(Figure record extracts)
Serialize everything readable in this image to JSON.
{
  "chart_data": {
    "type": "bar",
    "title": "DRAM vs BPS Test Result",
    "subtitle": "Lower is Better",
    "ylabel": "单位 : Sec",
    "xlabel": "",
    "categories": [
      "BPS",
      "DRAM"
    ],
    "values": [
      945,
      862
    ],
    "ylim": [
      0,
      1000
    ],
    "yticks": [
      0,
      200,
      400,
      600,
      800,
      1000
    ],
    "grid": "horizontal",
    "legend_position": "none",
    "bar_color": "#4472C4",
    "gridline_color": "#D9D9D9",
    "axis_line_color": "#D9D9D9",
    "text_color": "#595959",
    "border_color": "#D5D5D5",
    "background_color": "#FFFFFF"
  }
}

EXERCISE PROMPT: Extract each entry in full and write it down exactly.

OUTPUT OF THE TASK:
Serialize everything readable in this image to JSON.
{
  "chart_data": {
    "type": "bar",
    "title": "DRAM vs BPS Test Result",
    "subtitle": "Lower is Better",
    "ylabel": "单位 : Sec",
    "xlabel": "",
    "categories": [
      "BPS",
      "DRAM"
    ],
    "values": [
      945,
      862
    ],
    "ylim": [
      0,
      1000
    ],
    "yticks": [
      0,
      200,
      400,
      600,
      800,
      1000
    ],
    "grid": "horizontal",
    "legend_position": "none",
    "bar_color": "#4472C4",
    "gridline_color": "#D9D9D9",
    "axis_line_color": "#D9D9D9",
    "text_color": "#595959",
    "border_color": "#D5D5D5",
    "background_color": "#FFFFFF"
  }
}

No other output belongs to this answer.